Required work —
In the entries that follow, find the word "Give" and report each line it is on.

━━━━━━━━

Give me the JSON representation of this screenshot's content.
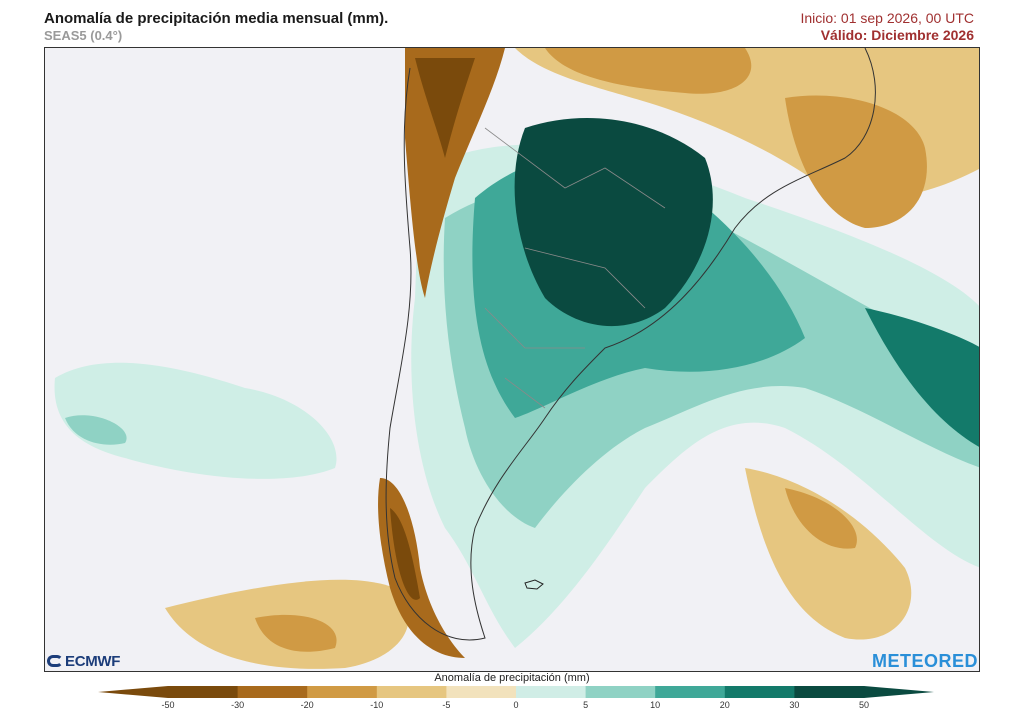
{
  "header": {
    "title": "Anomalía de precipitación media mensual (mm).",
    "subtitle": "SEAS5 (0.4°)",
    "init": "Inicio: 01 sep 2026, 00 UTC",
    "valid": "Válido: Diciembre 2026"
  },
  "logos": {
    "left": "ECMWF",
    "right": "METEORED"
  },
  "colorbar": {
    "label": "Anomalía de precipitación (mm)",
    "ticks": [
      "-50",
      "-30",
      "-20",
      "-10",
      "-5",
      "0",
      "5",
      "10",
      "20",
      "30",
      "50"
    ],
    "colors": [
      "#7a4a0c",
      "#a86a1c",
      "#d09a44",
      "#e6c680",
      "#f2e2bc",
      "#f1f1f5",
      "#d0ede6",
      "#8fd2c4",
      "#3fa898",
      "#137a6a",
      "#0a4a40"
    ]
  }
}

━━━━━━━━

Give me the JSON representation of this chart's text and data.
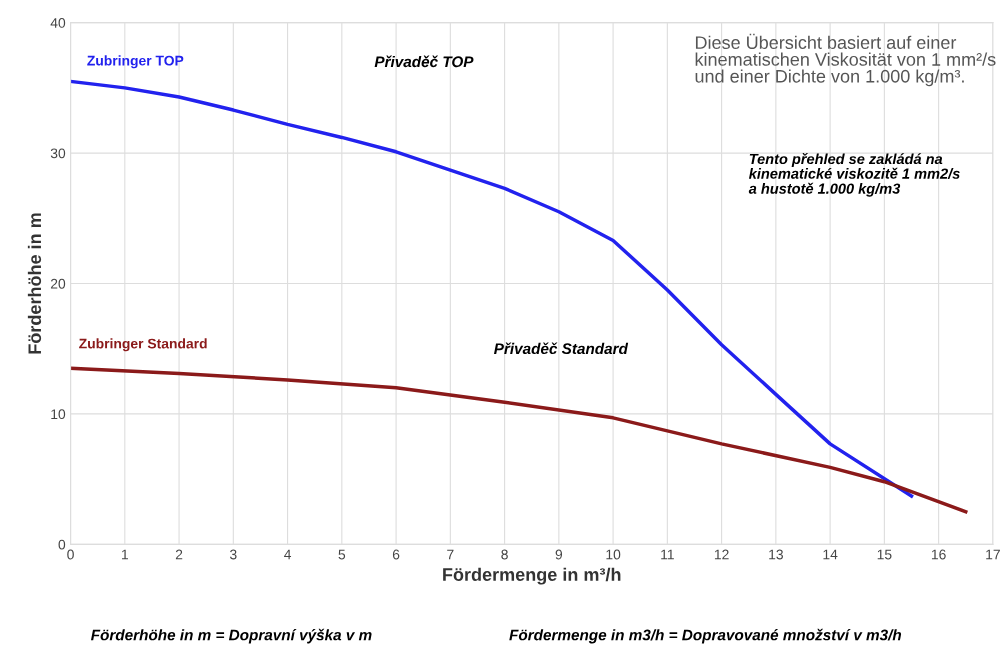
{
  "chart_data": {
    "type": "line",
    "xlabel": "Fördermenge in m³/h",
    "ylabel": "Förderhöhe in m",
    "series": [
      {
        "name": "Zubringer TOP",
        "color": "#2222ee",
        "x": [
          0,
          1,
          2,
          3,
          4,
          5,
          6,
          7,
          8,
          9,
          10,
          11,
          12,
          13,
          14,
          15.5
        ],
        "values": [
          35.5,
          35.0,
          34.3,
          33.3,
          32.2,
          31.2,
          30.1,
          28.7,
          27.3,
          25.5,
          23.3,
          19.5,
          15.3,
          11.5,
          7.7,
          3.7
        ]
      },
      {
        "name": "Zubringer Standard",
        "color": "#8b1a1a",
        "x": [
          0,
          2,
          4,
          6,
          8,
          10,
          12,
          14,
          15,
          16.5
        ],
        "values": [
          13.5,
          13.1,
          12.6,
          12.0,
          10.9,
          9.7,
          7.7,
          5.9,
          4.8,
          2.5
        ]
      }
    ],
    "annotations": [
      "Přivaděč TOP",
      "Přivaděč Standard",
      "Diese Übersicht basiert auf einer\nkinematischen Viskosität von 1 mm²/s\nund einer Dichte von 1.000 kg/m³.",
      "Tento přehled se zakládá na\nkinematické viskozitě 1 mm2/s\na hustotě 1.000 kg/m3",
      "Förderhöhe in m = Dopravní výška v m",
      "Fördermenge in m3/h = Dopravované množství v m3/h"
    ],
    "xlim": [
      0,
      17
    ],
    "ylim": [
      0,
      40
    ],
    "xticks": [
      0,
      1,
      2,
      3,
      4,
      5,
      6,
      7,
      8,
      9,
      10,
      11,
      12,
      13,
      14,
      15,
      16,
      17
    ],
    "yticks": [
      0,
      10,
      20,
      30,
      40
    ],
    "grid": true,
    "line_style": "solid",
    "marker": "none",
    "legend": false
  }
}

━━━━━━━━

Solved problem —
Give me the JSON representation of this screenshot's content.
Give me the JSON representation of this chart's text and data.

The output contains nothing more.